* **Exercise description**
How many of the lines below contain "structured"? Answer with that number alone.
START Extracted entries
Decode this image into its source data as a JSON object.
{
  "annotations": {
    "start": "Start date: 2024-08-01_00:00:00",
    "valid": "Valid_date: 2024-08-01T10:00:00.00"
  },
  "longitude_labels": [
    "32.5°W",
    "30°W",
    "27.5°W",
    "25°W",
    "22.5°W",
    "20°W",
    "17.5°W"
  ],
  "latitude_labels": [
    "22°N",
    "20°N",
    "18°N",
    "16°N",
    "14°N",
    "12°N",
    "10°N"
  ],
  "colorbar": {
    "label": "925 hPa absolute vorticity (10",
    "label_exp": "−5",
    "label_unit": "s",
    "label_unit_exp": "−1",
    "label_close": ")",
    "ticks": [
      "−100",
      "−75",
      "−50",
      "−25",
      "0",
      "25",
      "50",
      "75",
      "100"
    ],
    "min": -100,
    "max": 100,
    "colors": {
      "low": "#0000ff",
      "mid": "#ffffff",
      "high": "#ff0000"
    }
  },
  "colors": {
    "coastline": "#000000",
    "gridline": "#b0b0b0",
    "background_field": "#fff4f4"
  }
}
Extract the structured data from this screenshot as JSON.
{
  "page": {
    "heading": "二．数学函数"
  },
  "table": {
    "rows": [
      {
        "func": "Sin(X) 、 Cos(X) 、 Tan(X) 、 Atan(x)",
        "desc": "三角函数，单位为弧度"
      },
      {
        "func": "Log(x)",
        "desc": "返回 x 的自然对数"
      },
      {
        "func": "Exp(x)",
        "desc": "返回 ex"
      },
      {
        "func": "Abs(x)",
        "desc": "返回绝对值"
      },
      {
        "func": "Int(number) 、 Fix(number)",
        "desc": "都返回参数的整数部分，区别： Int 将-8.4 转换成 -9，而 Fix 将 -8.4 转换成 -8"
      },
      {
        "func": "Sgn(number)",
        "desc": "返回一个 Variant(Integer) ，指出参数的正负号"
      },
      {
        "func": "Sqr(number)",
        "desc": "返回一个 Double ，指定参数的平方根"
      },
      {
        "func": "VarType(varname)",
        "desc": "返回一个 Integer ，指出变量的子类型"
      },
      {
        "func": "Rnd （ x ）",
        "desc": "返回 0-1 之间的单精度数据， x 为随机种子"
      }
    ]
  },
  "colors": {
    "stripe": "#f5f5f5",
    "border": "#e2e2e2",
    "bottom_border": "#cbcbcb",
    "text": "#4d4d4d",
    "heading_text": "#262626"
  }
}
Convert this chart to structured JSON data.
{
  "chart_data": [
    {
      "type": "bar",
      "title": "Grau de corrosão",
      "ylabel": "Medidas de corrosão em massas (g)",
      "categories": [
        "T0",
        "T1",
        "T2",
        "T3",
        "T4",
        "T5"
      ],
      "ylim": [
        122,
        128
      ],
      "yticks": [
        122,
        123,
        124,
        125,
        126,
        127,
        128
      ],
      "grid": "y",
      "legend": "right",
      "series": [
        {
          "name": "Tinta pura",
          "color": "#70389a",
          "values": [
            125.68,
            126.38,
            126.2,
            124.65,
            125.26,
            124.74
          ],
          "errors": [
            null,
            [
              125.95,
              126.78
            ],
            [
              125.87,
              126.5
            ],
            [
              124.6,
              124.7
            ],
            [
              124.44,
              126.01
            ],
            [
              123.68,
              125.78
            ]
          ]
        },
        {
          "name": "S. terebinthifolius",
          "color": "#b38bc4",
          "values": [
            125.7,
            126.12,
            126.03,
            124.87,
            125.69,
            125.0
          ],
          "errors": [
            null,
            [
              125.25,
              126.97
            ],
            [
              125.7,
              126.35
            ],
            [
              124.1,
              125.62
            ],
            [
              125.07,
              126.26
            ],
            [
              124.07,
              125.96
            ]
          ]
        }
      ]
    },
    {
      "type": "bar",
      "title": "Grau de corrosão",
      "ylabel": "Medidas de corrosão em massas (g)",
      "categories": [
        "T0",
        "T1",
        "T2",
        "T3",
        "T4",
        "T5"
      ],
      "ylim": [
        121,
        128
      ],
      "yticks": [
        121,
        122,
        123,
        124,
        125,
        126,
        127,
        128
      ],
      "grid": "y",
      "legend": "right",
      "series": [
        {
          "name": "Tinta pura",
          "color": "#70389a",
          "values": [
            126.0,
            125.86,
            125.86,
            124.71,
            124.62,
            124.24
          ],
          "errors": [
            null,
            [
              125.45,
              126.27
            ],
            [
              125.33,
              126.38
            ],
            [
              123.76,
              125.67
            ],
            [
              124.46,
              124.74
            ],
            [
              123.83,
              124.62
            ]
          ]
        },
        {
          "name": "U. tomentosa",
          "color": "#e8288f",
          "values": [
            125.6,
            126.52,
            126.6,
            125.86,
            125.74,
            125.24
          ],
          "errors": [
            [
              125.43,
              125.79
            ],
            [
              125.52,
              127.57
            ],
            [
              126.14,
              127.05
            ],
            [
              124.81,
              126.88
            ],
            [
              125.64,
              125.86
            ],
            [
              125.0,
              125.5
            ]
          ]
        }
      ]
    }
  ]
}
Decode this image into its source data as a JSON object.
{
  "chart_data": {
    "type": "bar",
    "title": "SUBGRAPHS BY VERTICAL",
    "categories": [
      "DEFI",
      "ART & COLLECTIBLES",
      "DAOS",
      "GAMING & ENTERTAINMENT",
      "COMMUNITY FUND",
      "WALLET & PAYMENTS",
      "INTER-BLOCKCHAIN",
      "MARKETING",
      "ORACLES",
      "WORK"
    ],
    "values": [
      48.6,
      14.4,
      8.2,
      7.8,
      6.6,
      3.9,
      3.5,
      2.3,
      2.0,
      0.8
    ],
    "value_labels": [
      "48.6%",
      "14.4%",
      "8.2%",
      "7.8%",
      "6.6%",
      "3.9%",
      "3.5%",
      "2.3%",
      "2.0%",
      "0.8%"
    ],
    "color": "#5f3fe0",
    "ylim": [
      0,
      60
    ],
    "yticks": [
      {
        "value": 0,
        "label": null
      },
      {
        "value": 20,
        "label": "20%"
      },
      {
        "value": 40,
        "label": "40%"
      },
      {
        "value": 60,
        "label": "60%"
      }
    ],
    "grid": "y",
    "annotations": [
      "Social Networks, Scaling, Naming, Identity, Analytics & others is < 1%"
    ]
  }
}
END Extracted entries
* **Response to the task**
2